• _EXERCISE AIM_: Check every line of the material below for "object". Give the number of lines that have it, and only that.

[Extracts from a graphics dataset]
=-=-=-=-=

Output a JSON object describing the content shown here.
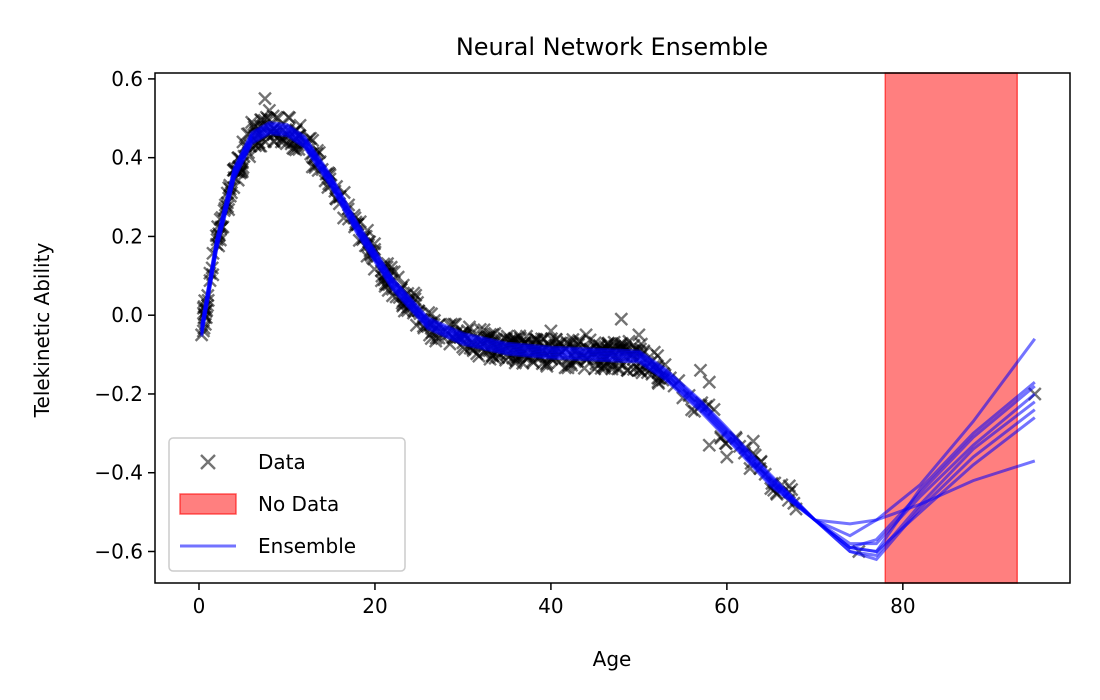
{
  "chart_data": {
    "type": "scatter",
    "title": "Neural Network Ensemble",
    "xlabel": "Age",
    "ylabel": "Telekinetic Ability",
    "xlim": [
      -5,
      99
    ],
    "ylim": [
      -0.68,
      0.615
    ],
    "xticks": [
      0,
      20,
      40,
      60,
      80
    ],
    "yticks": [
      0.6,
      0.4,
      0.2,
      0.0,
      -0.2,
      -0.4,
      -0.6
    ],
    "ytick_labels": [
      "0.6",
      "0.4",
      "0.2",
      "0.0",
      "−0.2",
      "−0.4",
      "−0.6"
    ],
    "xtick_labels": [
      "0",
      "20",
      "40",
      "60",
      "80"
    ],
    "legend_position": "lower-left",
    "legend": [
      {
        "label": "Data",
        "kind": "marker",
        "color": "#000000"
      },
      {
        "label": "No Data",
        "kind": "patch",
        "color": "#ff0000"
      },
      {
        "label": "Ensemble",
        "kind": "line",
        "color": "#0000ff"
      }
    ],
    "no_data_region": {
      "x": [
        78,
        93
      ],
      "color": "#ff0000",
      "alpha": 0.5
    },
    "colors": {
      "data": "#000000",
      "ensemble": "#0000ff",
      "no_data": "#ff0000"
    },
    "series": [
      {
        "name": "Ensemble",
        "kind": "line",
        "x": [
          0.3,
          2,
          4,
          6,
          8,
          10,
          12,
          15,
          18,
          22,
          26,
          30,
          35,
          40,
          45,
          50,
          53,
          57,
          60,
          65,
          70,
          75,
          78,
          82,
          86,
          90,
          95
        ],
        "y": [
          -0.04,
          0.18,
          0.36,
          0.45,
          0.475,
          0.47,
          0.44,
          0.34,
          0.22,
          0.08,
          -0.02,
          -0.06,
          -0.085,
          -0.095,
          -0.1,
          -0.105,
          -0.15,
          -0.23,
          -0.3,
          -0.42,
          -0.52,
          -0.6,
          -0.58,
          -0.47,
          -0.37,
          -0.28,
          -0.16
        ],
        "variants_end": [
          {
            "x": [
              70,
              74,
              77,
              82,
              88,
              95
            ],
            "y": [
              -0.5,
              -0.53,
              -0.52,
              -0.43,
              -0.27,
              -0.06
            ]
          },
          {
            "x": [
              70,
              74,
              77,
              82,
              88,
              95
            ],
            "y": [
              -0.51,
              -0.56,
              -0.52,
              -0.48,
              -0.42,
              -0.37
            ]
          },
          {
            "x": [
              70,
              74,
              77,
              82,
              88,
              95
            ],
            "y": [
              -0.53,
              -0.59,
              -0.6,
              -0.5,
              -0.38,
              -0.26
            ]
          },
          {
            "x": [
              70,
              74,
              77,
              82,
              88,
              95
            ],
            "y": [
              -0.52,
              -0.58,
              -0.58,
              -0.46,
              -0.33,
              -0.2
            ]
          },
          {
            "x": [
              70,
              74,
              77,
              82,
              88,
              95
            ],
            "y": [
              -0.53,
              -0.6,
              -0.61,
              -0.48,
              -0.34,
              -0.22
            ]
          },
          {
            "x": [
              70,
              74,
              77,
              82,
              88,
              95
            ],
            "y": [
              -0.52,
              -0.6,
              -0.62,
              -0.49,
              -0.36,
              -0.24
            ]
          },
          {
            "x": [
              70,
              74,
              77,
              82,
              88,
              95
            ],
            "y": [
              -0.52,
              -0.59,
              -0.57,
              -0.45,
              -0.31,
              -0.18
            ]
          },
          {
            "x": [
              70,
              74,
              77,
              82,
              88,
              95
            ],
            "y": [
              -0.53,
              -0.59,
              -0.6,
              -0.44,
              -0.3,
              -0.17
            ]
          }
        ]
      },
      {
        "name": "Data",
        "kind": "scatter",
        "points": [
          [
            0.3,
            -0.05
          ],
          [
            0.5,
            -0.04
          ],
          [
            1,
            0.05
          ],
          [
            1.5,
            0.12
          ],
          [
            2,
            0.18
          ],
          [
            2.5,
            0.22
          ],
          [
            3,
            0.28
          ],
          [
            3.5,
            0.33
          ],
          [
            4,
            0.37
          ],
          [
            4.5,
            0.4
          ],
          [
            5,
            0.44
          ],
          [
            5.5,
            0.46
          ],
          [
            6,
            0.49
          ],
          [
            6.5,
            0.47
          ],
          [
            7,
            0.48
          ],
          [
            7.5,
            0.55
          ],
          [
            8,
            0.52
          ],
          [
            8.5,
            0.46
          ],
          [
            9,
            0.5
          ],
          [
            9.5,
            0.47
          ],
          [
            10,
            0.46
          ],
          [
            11,
            0.45
          ],
          [
            12,
            0.43
          ],
          [
            13,
            0.4
          ],
          [
            14,
            0.37
          ],
          [
            15,
            0.33
          ],
          [
            16,
            0.3
          ],
          [
            17,
            0.28
          ],
          [
            18,
            0.23
          ],
          [
            19,
            0.2
          ],
          [
            20,
            0.16
          ],
          [
            21,
            0.13
          ],
          [
            22,
            0.09
          ],
          [
            23,
            0.07
          ],
          [
            24,
            0.04
          ],
          [
            25,
            0.01
          ],
          [
            26,
            -0.02
          ],
          [
            27,
            -0.04
          ],
          [
            28,
            -0.05
          ],
          [
            29,
            -0.06
          ],
          [
            30,
            -0.07
          ],
          [
            31,
            -0.07
          ],
          [
            32,
            -0.08
          ],
          [
            33,
            -0.09
          ],
          [
            34,
            -0.08
          ],
          [
            35,
            -0.1
          ],
          [
            36,
            -0.11
          ],
          [
            37,
            -0.07
          ],
          [
            38,
            -0.12
          ],
          [
            39,
            -0.09
          ],
          [
            40,
            -0.04
          ],
          [
            41,
            -0.1
          ],
          [
            42,
            -0.11
          ],
          [
            43,
            -0.09
          ],
          [
            44,
            -0.05
          ],
          [
            45,
            -0.08
          ],
          [
            46,
            -0.11
          ],
          [
            47,
            -0.13
          ],
          [
            48,
            -0.01
          ],
          [
            49,
            -0.1
          ],
          [
            50,
            -0.05
          ],
          [
            51,
            -0.12
          ],
          [
            52,
            -0.13
          ],
          [
            53,
            -0.16
          ],
          [
            54,
            -0.18
          ],
          [
            55,
            -0.21
          ],
          [
            56,
            -0.24
          ],
          [
            57,
            -0.14
          ],
          [
            58,
            -0.17
          ],
          [
            58,
            -0.33
          ],
          [
            60,
            -0.36
          ],
          [
            61,
            -0.31
          ],
          [
            62,
            -0.35
          ],
          [
            63,
            -0.32
          ],
          [
            65,
            -0.44
          ],
          [
            67,
            -0.47
          ],
          [
            75,
            -0.6
          ],
          [
            95,
            -0.2
          ]
        ]
      }
    ]
  }
}
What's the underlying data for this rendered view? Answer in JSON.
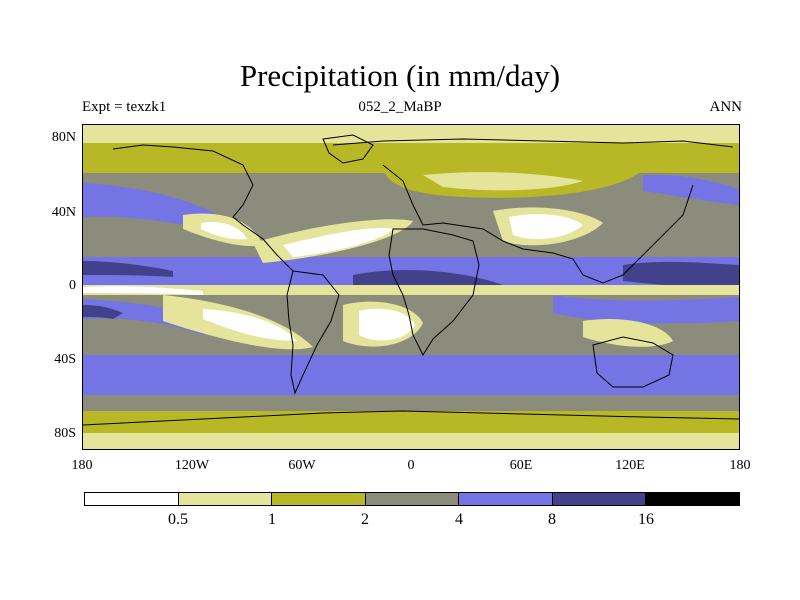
{
  "title": "Precipitation (in mm/day)",
  "subtitle_left": "Expt = texzk1",
  "subtitle_center": "052_2_MaBP",
  "subtitle_right": "ANN",
  "y_ticks": [
    "80N",
    "40N",
    "0",
    "40S",
    "80S"
  ],
  "x_ticks": [
    "180",
    "120W",
    "60W",
    "0",
    "60E",
    "120E",
    "180"
  ],
  "colorbar": {
    "colors": [
      "#ffffff",
      "#e4e49a",
      "#b8b826",
      "#8c8c7c",
      "#7474e4",
      "#42428c",
      "#000000"
    ],
    "labels": [
      "0.5",
      "1",
      "2",
      "4",
      "8",
      "16"
    ]
  },
  "colors": {
    "ocean_background": "#8c8c7c",
    "coastline": "#000000"
  }
}
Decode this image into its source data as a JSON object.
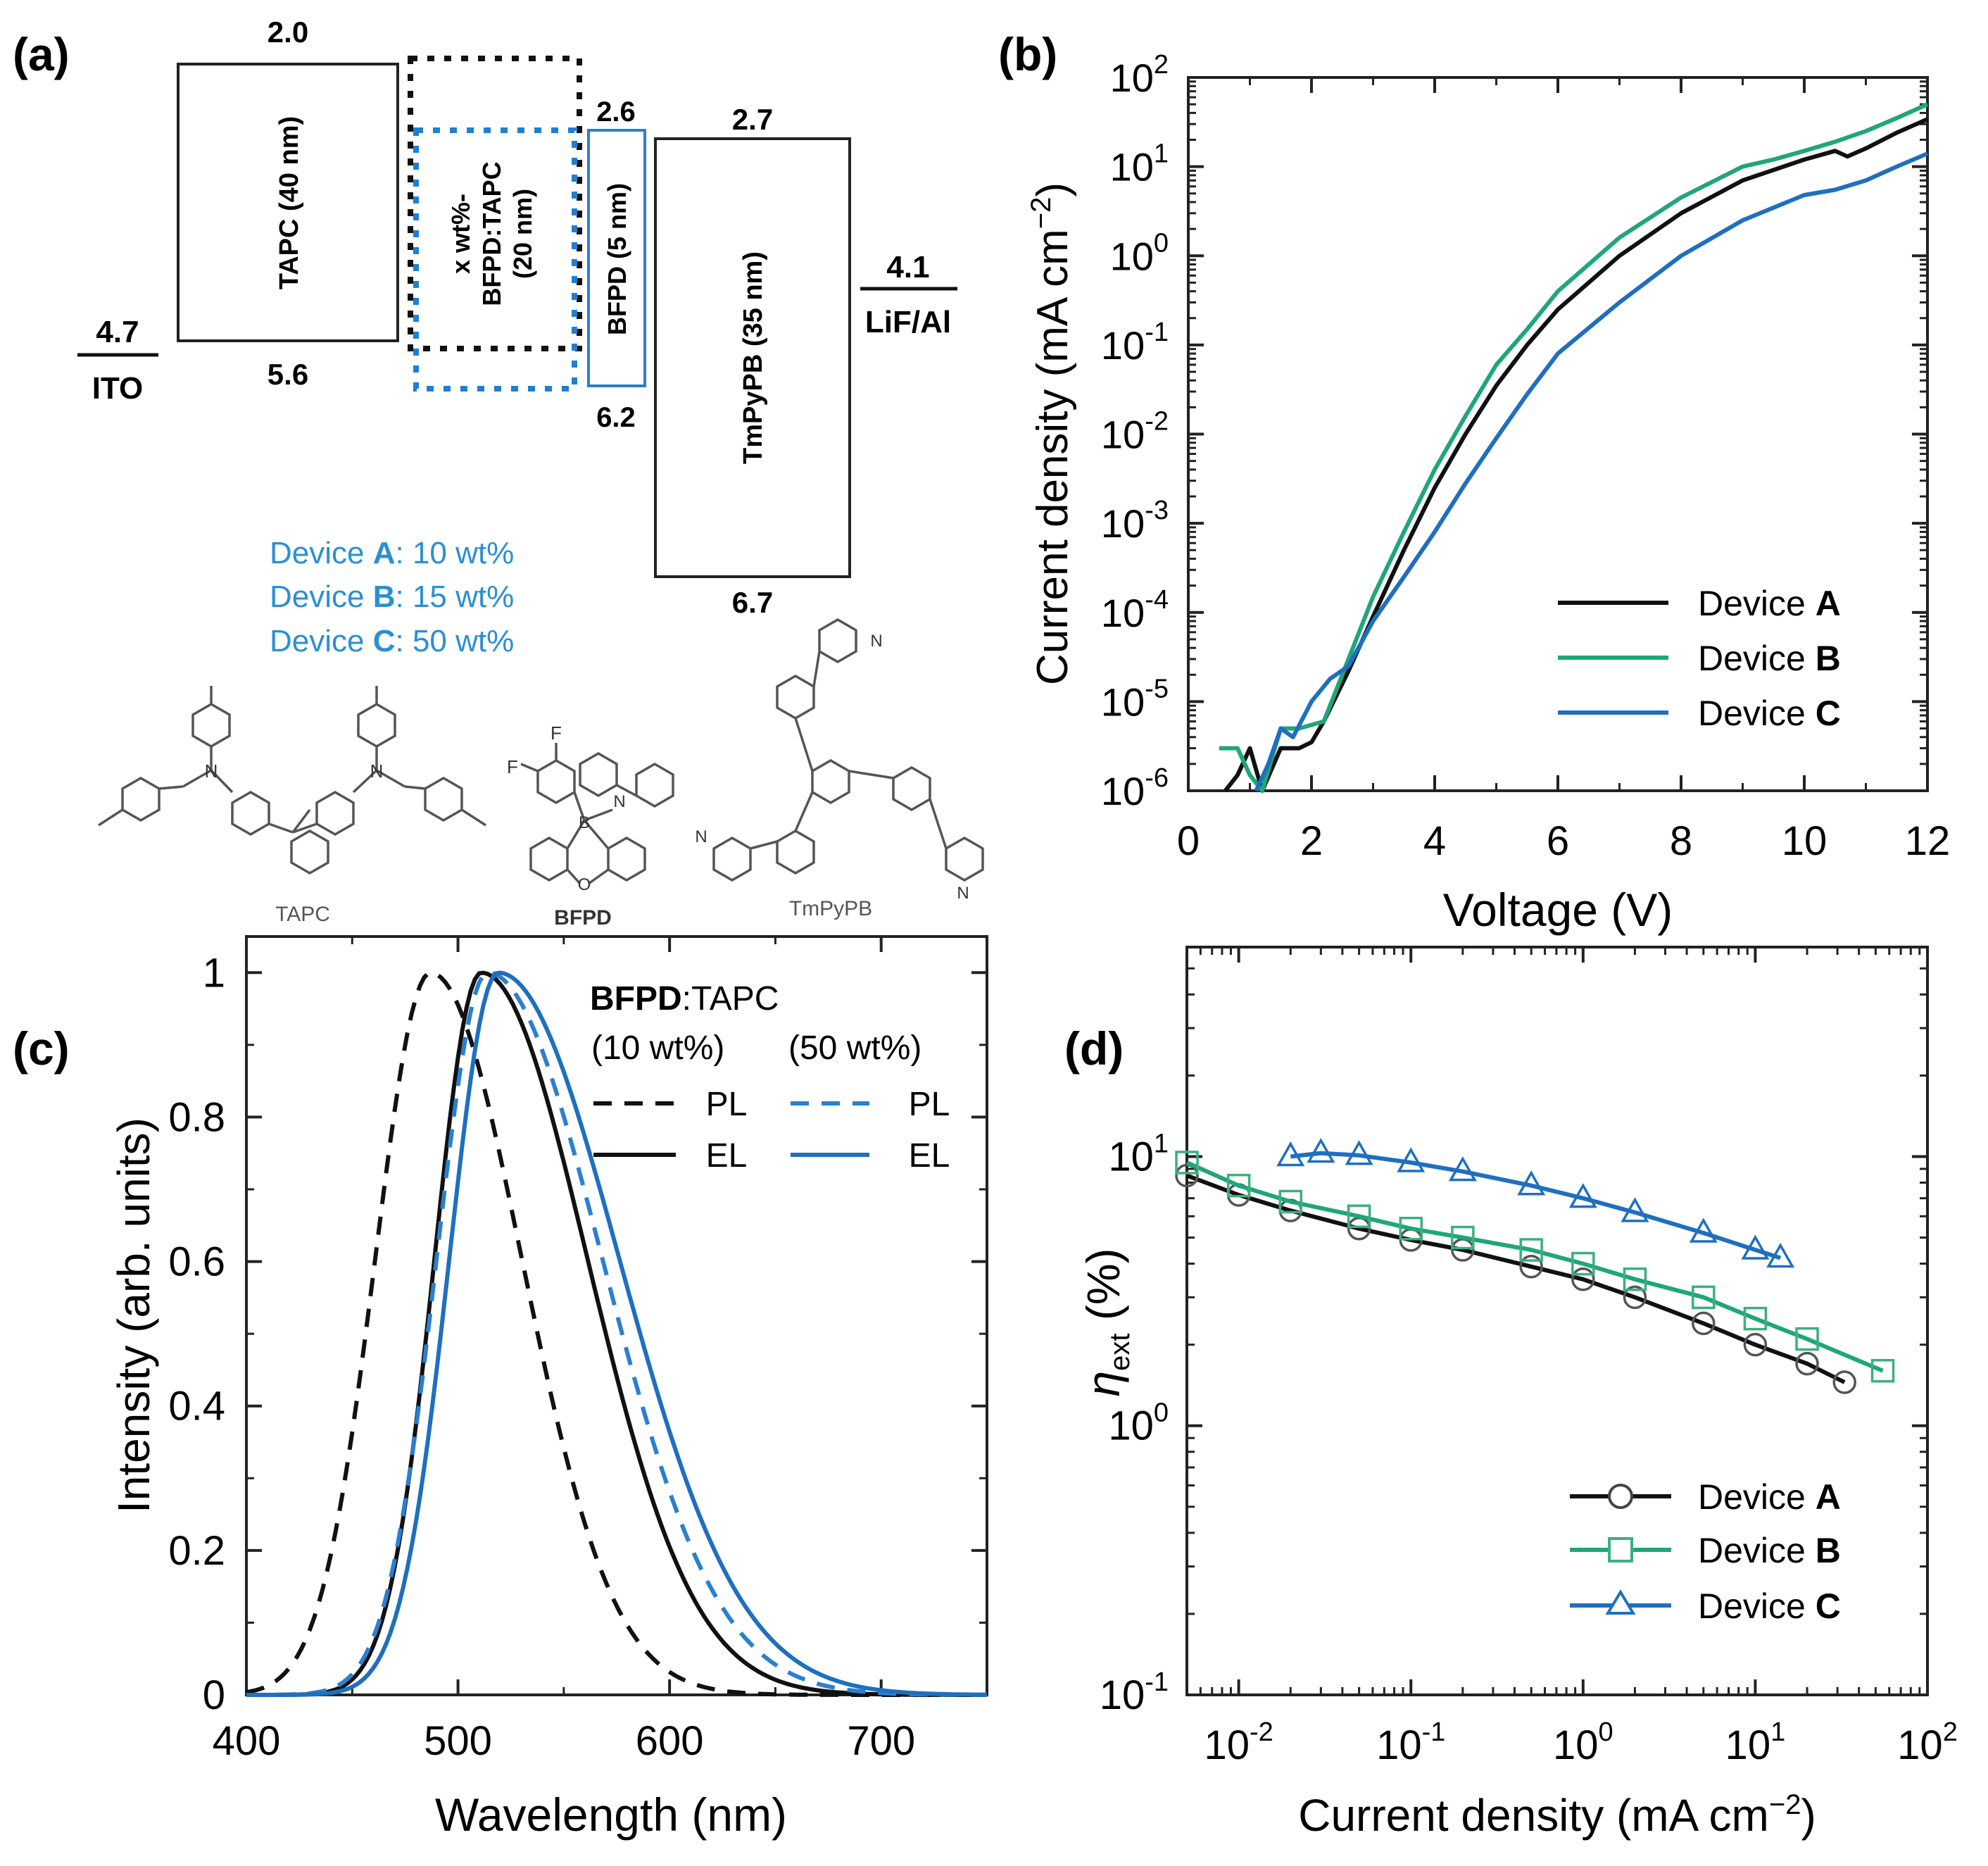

=-=-=-=-=

• _WRITTEN RESPONSE_: 2